### [Your task]
Reproduce the whole text on the organizational buying process word for word, with nothing changed.
— Begin Text extract —
The Organizational Buying Process

Making B2B Buying Decisions

The organizational buying process contains eight stages, which are listed in the figure below. Although these stages parallel those of the consumer buying process, there are important differences that have a direct bearing on the marketing strategy. The complete process occurs only in the case of a new task. In virtually all situations, the organizational buying process is more formal than the consumer buying process.

It is also worth noting that B2B buying decisions tend to be more information-intensive than consumer buying decisions. As the marketing opportunity progresses, buyers seek detailed information to guide their choices. It is unlikely that a B2B buyer—in contrast to a consumer—would ever make a final buying decision based solely on the information they see in a standard advertisement.

The organization buying process stages are described below.

Stages of Organizational Buying. 1, Problem Recognition. 2, Need description. 3, Product Specification. 4, Supplier Search. 5, Proposal Solicitation. 6, Supplier Selection. 7, Order-Routine Specification. 8, Performance review.

Problem Recognition

The process begins when someone in the organization recognizes a problem or need that can be met by acquiring a good or service. Problem recognition can occur as a result of internal or external stimuli. Internal stimuli can be a business problem or need that surfaces through internal operations or the actions of managers or employees. External stimuli can be a presentation by a salesperson, an ad, information picked up at a trade show, or a new competitive development.
— End Text extract —
— Begin Extracted records —
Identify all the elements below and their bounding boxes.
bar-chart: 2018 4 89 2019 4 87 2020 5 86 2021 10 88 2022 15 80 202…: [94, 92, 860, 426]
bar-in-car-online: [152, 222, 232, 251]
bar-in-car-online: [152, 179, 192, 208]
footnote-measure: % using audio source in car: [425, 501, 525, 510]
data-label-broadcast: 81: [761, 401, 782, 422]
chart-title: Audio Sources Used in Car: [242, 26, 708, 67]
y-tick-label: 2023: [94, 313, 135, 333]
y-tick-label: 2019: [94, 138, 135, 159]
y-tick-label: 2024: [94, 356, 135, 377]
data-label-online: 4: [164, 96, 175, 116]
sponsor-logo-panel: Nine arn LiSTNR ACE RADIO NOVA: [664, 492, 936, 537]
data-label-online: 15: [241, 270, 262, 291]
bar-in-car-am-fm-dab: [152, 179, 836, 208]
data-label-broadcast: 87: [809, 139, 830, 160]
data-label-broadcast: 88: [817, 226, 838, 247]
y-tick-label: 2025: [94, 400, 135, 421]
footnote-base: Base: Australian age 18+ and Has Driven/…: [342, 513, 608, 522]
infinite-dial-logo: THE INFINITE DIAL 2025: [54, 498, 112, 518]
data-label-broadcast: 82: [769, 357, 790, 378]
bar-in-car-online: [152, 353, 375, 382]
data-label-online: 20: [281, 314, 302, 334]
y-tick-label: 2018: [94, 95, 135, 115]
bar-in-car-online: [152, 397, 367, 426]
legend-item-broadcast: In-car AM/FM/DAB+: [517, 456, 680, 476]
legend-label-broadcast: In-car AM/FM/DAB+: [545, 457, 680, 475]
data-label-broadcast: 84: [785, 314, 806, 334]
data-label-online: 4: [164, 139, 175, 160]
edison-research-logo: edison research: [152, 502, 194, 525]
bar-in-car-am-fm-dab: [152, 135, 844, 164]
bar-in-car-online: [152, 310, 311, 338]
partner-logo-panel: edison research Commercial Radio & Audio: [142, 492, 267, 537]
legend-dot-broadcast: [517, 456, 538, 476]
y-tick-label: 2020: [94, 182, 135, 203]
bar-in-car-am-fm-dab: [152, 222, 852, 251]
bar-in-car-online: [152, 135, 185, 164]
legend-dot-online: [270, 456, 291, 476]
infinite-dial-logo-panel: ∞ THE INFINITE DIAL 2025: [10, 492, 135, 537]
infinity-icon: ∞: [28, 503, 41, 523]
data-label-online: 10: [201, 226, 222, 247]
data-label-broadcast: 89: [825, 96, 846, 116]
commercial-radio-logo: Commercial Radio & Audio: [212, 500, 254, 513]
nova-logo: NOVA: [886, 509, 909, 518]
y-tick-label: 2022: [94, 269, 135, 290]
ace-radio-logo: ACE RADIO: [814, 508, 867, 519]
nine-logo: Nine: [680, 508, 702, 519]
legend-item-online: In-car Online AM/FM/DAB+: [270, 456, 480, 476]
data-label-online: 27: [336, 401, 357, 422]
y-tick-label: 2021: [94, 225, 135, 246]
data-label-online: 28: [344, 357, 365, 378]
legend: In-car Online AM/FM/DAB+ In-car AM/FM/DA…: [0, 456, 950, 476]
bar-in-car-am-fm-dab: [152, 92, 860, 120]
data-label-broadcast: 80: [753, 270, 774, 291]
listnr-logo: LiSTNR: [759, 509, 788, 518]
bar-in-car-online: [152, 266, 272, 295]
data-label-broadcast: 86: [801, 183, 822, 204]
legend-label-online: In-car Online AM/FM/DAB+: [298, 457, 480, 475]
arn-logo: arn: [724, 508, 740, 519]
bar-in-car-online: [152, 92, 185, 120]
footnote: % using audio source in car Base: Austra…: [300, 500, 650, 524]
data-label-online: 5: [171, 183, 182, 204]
— End Extracted records —
### [Result below]
The Organizational Buying Process

Making B2B Buying Decisions

The organizational buying process contains eight stages, which are listed in the figure below. Although these stages parallel those of the consumer buying process, there are important differences that have a direct bearing on the marketing strategy. The complete process occurs only in the case of a new task. In virtually all situations, the organizational buying process is more formal than the consumer buying process.

It is also worth noting that B2B buying decisions tend to be more information-intensive than consumer buying decisions. As the marketing opportunity progresses, buyers seek detailed information to guide their choices. It is unlikely that a B2B buyer—in contrast to a consumer—would ever make a final buying decision based solely on the information they see in a standard advertisement.

The organization buying process stages are described below.

Stages of Organizational Buying. 1, Problem Recognition. 2, Need description. 3, Product Specification. 4, Supplier Search. 5, Proposal Solicitation. 6, Supplier Selection. 7, Order-Routine Specification. 8, Performance review.

Problem Recognition

The process begins when someone in the organization recognizes a problem or need that can be met by acquiring a good or service. Problem recognition can occur as a result of internal or external stimuli. Internal stimuli can be a business problem or need that surfaces through internal operations or the actions of managers or employees. External stimuli can be a presentation by a salesperson, an ad, information picked up at a trade show, or a new competitive development.